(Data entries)
-- BEGIN --

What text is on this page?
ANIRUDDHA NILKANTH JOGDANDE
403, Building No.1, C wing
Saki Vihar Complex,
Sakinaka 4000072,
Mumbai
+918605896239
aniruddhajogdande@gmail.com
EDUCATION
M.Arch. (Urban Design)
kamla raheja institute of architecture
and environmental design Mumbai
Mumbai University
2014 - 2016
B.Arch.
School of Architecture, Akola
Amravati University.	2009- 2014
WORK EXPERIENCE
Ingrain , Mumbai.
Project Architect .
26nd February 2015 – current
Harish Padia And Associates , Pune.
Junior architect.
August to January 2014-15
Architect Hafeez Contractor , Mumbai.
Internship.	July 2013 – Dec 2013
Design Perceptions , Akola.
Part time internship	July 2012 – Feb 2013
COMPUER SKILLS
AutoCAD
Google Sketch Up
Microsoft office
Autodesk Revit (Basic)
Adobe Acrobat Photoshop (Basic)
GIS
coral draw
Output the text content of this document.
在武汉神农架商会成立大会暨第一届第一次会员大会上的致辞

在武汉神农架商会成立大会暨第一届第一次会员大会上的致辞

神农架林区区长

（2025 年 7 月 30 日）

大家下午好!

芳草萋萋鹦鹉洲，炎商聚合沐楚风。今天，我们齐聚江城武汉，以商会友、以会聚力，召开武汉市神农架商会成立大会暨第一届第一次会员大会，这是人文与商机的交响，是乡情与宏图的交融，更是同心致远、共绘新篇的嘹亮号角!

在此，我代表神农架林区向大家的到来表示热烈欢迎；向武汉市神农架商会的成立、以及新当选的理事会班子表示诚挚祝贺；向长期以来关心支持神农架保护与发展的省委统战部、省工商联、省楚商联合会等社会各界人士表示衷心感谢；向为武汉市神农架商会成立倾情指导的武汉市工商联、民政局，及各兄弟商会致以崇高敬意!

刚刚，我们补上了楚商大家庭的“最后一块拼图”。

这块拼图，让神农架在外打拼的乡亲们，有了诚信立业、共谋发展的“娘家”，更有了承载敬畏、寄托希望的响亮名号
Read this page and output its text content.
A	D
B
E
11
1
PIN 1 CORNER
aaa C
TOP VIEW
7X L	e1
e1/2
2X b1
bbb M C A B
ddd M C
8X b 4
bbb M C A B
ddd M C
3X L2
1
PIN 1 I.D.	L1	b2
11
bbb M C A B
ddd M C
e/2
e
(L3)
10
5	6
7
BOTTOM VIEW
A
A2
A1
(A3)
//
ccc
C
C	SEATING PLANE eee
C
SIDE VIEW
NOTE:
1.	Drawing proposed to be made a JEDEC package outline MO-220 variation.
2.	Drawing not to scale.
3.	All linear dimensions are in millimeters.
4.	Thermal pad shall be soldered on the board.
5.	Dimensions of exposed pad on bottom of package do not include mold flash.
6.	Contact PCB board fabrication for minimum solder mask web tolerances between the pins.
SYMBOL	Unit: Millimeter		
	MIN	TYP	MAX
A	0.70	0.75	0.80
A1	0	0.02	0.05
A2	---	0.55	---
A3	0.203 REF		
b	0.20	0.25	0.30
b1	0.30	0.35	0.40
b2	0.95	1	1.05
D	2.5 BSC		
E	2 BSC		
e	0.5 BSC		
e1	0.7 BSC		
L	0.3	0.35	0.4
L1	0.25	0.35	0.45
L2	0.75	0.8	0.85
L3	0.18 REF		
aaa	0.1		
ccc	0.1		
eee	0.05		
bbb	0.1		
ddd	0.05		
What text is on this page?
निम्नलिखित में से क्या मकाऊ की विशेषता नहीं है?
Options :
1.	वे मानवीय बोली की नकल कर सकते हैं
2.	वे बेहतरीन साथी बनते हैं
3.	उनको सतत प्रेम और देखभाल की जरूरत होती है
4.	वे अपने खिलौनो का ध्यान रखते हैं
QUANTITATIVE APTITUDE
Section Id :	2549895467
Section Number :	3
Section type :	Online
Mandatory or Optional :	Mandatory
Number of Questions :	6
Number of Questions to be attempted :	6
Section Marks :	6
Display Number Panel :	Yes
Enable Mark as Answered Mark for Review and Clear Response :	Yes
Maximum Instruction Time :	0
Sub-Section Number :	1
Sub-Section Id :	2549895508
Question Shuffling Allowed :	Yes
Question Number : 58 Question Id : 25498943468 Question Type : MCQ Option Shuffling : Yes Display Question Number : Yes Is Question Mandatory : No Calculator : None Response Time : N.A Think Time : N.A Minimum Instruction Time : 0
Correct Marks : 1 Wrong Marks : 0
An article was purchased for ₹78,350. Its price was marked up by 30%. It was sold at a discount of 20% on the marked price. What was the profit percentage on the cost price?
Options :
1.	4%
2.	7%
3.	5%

-- END --

#### What you will do
Using the material above, print every entry exactly as written.

#### Final result
What text is on this page?
ANIRUDDHA NILKANTH JOGDANDE
403, Building No.1, C wing
Saki Vihar Complex,
Sakinaka 4000072,
Mumbai
+918605896239
aniruddhajogdande@gmail.com
EDUCATION
M.Arch. (Urban Design)
kamla raheja institute of architecture
and environmental design Mumbai
Mumbai University
2014 - 2016
B.Arch.
School of Architecture, Akola
Amravati University.	2009- 2014
WORK EXPERIENCE
Ingrain , Mumbai.
Project Architect .
26nd February 2015 – current
Harish Padia And Associates , Pune.
Junior architect.
August to January 2014-15
Architect Hafeez Contractor , Mumbai.
Internship.	July 2013 – Dec 2013
Design Perceptions , Akola.
Part time internship	July 2012 – Feb 2013
COMPUER SKILLS
AutoCAD
Google Sketch Up
Microsoft office
Autodesk Revit (Basic)
Adobe Acrobat Photoshop (Basic)
GIS
coral draw
Output the text content of this document.
在武汉神农架商会成立大会暨第一届第一次会员大会上的致辞

在武汉神农架商会成立大会暨第一届第一次会员大会上的致辞

神农架林区区长

（2025 年 7 月 30 日）

大家下午好!

芳草萋萋鹦鹉洲，炎商聚合沐楚风。今天，我们齐聚江城武汉，以商会友、以会聚力，召开武汉市神农架商会成立大会暨第一届第一次会员大会，这是人文与商机的交响，是乡情与宏图的交融，更是同心致远、共绘新篇的嘹亮号角!

在此，我代表神农架林区向大家的到来表示热烈欢迎；向武汉市神农架商会的成立、以及新当选的理事会班子表示诚挚祝贺；向长期以来关心支持神农架保护与发展的省委统战部、省工商联、省楚商联合会等社会各界人士表示衷心感谢；向为武汉市神农架商会成立倾情指导的武汉市工商联、民政局，及各兄弟商会致以崇高敬意!

刚刚，我们补上了楚商大家庭的“最后一块拼图”。

这块拼图，让神农架在外打拼的乡亲们，有了诚信立业、共谋发展的“娘家”，更有了承载敬畏、寄托希望的响亮名号
Read this page and output its text content.
A	D
B
E
11
1
PIN 1 CORNER
aaa C
TOP VIEW
7X L	e1
e1/2
2X b1
bbb M C A B
ddd M C
8X b 4
bbb M C A B
ddd M C
3X L2
1
PIN 1 I.D.	L1	b2
11
bbb M C A B
ddd M C
e/2
e
(L3)
10
5	6
7
BOTTOM VIEW
A
A2
A1
(A3)
//
ccc
C
C	SEATING PLANE eee
C
SIDE VIEW
NOTE:
1.	Drawing proposed to be made a JEDEC package outline MO-220 variation.
2.	Drawing not to scale.
3.	All linear dimensions are in millimeters.
4.	Thermal pad shall be soldered on the board.
5.	Dimensions of exposed pad on bottom of package do not include mold flash.
6.	Contact PCB board fabrication for minimum solder mask web tolerances between the pins.
SYMBOL	Unit: Millimeter		
	MIN	TYP	MAX
A	0.70	0.75	0.80
A1	0	0.02	0.05
A2	---	0.55	---
A3	0.203 REF		
b	0.20	0.25	0.30
b1	0.30	0.35	0.40
b2	0.95	1	1.05
D	2.5 BSC		
E	2 BSC		
e	0.5 BSC		
e1	0.7 BSC		
L	0.3	0.35	0.4
L1	0.25	0.35	0.45
L2	0.75	0.8	0.85
L3	0.18 REF		
aaa	0.1		
ccc	0.1		
eee	0.05		
bbb	0.1		
ddd	0.05		
What text is on this page?
निम्नलिखित में से क्या मकाऊ की विशेषता नहीं है?
Options :
1.	वे मानवीय बोली की नकल कर सकते हैं
2.	वे बेहतरीन साथी बनते हैं
3.	उनको सतत प्रेम और देखभाल की जरूरत होती है
4.	वे अपने खिलौनो का ध्यान रखते हैं
QUANTITATIVE APTITUDE
Section Id :	2549895467
Section Number :	3
Section type :	Online
Mandatory or Optional :	Mandatory
Number of Questions :	6
Number of Questions to be attempted :	6
Section Marks :	6
Display Number Panel :	Yes
Enable Mark as Answered Mark for Review and Clear Response :	Yes
Maximum Instruction Time :	0
Sub-Section Number :	1
Sub-Section Id :	2549895508
Question Shuffling Allowed :	Yes
Question Number : 58 Question Id : 25498943468 Question Type : MCQ Option Shuffling : Yes Display Question Number : Yes Is Question Mandatory : No Calculator : None Response Time : N.A Think Time : N.A Minimum Instruction Time : 0
Correct Marks : 1 Wrong Marks : 0
An article was purchased for ₹78,350. Its price was marked up by 30%. It was sold at a discount of 20% on the marked price. What was the profit percentage on the cost price?
Options :
1.	4%
2.	7%
3.	5%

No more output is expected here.